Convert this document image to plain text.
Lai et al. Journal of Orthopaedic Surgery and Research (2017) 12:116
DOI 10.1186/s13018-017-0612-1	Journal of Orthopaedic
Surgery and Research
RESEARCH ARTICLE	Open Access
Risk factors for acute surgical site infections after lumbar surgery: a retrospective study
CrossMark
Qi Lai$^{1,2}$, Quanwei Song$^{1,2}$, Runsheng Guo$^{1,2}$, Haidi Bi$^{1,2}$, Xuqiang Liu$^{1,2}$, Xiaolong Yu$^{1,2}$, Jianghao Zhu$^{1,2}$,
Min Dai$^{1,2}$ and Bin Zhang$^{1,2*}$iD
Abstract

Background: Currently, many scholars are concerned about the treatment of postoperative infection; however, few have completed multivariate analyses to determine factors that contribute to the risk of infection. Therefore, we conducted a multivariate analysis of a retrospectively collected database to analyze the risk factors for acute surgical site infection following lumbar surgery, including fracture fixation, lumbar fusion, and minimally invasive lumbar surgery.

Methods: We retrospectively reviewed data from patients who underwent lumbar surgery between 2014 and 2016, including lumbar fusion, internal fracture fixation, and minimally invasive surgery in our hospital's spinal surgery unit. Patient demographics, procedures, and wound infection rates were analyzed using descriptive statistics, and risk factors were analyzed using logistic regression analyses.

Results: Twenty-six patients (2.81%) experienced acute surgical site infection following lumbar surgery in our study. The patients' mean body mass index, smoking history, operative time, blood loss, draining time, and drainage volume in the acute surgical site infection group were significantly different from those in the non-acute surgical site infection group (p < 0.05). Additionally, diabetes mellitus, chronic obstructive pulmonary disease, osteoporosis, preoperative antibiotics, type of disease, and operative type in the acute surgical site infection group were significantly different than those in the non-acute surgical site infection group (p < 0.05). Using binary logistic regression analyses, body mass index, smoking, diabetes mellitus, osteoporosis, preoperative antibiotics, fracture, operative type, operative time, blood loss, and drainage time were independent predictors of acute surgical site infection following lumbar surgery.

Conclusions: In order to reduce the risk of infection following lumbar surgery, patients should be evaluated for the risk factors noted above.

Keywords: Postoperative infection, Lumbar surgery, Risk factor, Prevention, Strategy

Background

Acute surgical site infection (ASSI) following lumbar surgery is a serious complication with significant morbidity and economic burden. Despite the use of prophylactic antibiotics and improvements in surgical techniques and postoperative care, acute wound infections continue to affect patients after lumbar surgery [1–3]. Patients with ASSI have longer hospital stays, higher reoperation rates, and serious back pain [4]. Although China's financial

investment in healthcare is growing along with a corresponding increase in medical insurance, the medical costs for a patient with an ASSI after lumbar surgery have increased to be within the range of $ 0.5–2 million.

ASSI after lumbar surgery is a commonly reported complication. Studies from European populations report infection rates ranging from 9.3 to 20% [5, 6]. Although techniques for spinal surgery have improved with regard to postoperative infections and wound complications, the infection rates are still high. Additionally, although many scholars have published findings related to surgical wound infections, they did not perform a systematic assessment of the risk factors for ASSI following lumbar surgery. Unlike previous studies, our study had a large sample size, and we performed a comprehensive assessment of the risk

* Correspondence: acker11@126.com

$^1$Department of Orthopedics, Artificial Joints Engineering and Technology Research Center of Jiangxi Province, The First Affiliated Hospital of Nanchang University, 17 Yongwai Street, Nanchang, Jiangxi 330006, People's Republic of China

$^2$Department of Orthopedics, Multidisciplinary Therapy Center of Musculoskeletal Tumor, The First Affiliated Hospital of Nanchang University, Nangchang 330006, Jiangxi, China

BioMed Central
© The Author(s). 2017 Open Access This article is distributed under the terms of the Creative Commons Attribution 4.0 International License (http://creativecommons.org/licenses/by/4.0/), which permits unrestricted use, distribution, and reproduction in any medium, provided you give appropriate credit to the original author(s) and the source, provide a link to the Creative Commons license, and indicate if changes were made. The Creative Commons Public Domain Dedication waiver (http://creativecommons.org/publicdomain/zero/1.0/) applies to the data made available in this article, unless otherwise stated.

◆ WORK TO BE COMPLETED: Repeat the material above in its entirety, exactly.

◆ YOUR SOLUTION:
Convert this document image to plain text.
Lai et al. Journal of Orthopaedic Surgery and Research (2017) 12:116
DOI 10.1186/s13018-017-0612-1	Journal of Orthopaedic
Surgery and Research
RESEARCH ARTICLE	Open Access
Risk factors for acute surgical site infections after lumbar surgery: a retrospective study
CrossMark
Qi Lai$^{1,2}$, Quanwei Song$^{1,2}$, Runsheng Guo$^{1,2}$, Haidi Bi$^{1,2}$, Xuqiang Liu$^{1,2}$, Xiaolong Yu$^{1,2}$, Jianghao Zhu$^{1,2}$,
Min Dai$^{1,2}$ and Bin Zhang$^{1,2*}$iD
Abstract

Background: Currently, many scholars are concerned about the treatment of postoperative infection; however, few have completed multivariate analyses to determine factors that contribute to the risk of infection. Therefore, we conducted a multivariate analysis of a retrospectively collected database to analyze the risk factors for acute surgical site infection following lumbar surgery, including fracture fixation, lumbar fusion, and minimally invasive lumbar surgery.

Methods: We retrospectively reviewed data from patients who underwent lumbar surgery between 2014 and 2016, including lumbar fusion, internal fracture fixation, and minimally invasive surgery in our hospital's spinal surgery unit. Patient demographics, procedures, and wound infection rates were analyzed using descriptive statistics, and risk factors were analyzed using logistic regression analyses.

Results: Twenty-six patients (2.81%) experienced acute surgical site infection following lumbar surgery in our study. The patients' mean body mass index, smoking history, operative time, blood loss, draining time, and drainage volume in the acute surgical site infection group were significantly different from those in the non-acute surgical site infection group (p < 0.05). Additionally, diabetes mellitus, chronic obstructive pulmonary disease, osteoporosis, preoperative antibiotics, type of disease, and operative type in the acute surgical site infection group were significantly different than those in the non-acute surgical site infection group (p < 0.05). Using binary logistic regression analyses, body mass index, smoking, diabetes mellitus, osteoporosis, preoperative antibiotics, fracture, operative type, operative time, blood loss, and drainage time were independent predictors of acute surgical site infection following lumbar surgery.

Conclusions: In order to reduce the risk of infection following lumbar surgery, patients should be evaluated for the risk factors noted above.

Keywords: Postoperative infection, Lumbar surgery, Risk factor, Prevention, Strategy

Background

Acute surgical site infection (ASSI) following lumbar surgery is a serious complication with significant morbidity and economic burden. Despite the use of prophylactic antibiotics and improvements in surgical techniques and postoperative care, acute wound infections continue to affect patients after lumbar surgery [1–3]. Patients with ASSI have longer hospital stays, higher reoperation rates, and serious back pain [4]. Although China's financial

investment in healthcare is growing along with a corresponding increase in medical insurance, the medical costs for a patient with an ASSI after lumbar surgery have increased to be within the range of $ 0.5–2 million.

ASSI after lumbar surgery is a commonly reported complication. Studies from European populations report infection rates ranging from 9.3 to 20% [5, 6]. Although techniques for spinal surgery have improved with regard to postoperative infections and wound complications, the infection rates are still high. Additionally, although many scholars have published findings related to surgical wound infections, they did not perform a systematic assessment of the risk factors for ASSI following lumbar surgery. Unlike previous studies, our study had a large sample size, and we performed a comprehensive assessment of the risk

* Correspondence: acker11@126.com

$^1$Department of Orthopedics, Artificial Joints Engineering and Technology Research Center of Jiangxi Province, The First Affiliated Hospital of Nanchang University, 17 Yongwai Street, Nanchang, Jiangxi 330006, People's Republic of China

$^2$Department of Orthopedics, Multidisciplinary Therapy Center of Musculoskeletal Tumor, The First Affiliated Hospital of Nanchang University, Nangchang 330006, Jiangxi, China

BioMed Central
© The Author(s). 2017 Open Access This article is distributed under the terms of the Creative Commons Attribution 4.0 International License (http://creativecommons.org/licenses/by/4.0/), which permits unrestricted use, distribution, and reproduction in any medium, provided you give appropriate credit to the original author(s) and the source, provide a link to the Creative Commons license, and indicate if changes were made. The Creative Commons Public Domain Dedication waiver (http://creativecommons.org/publicdomain/zero/1.0/) applies to the data made available in this article, unless otherwise stated.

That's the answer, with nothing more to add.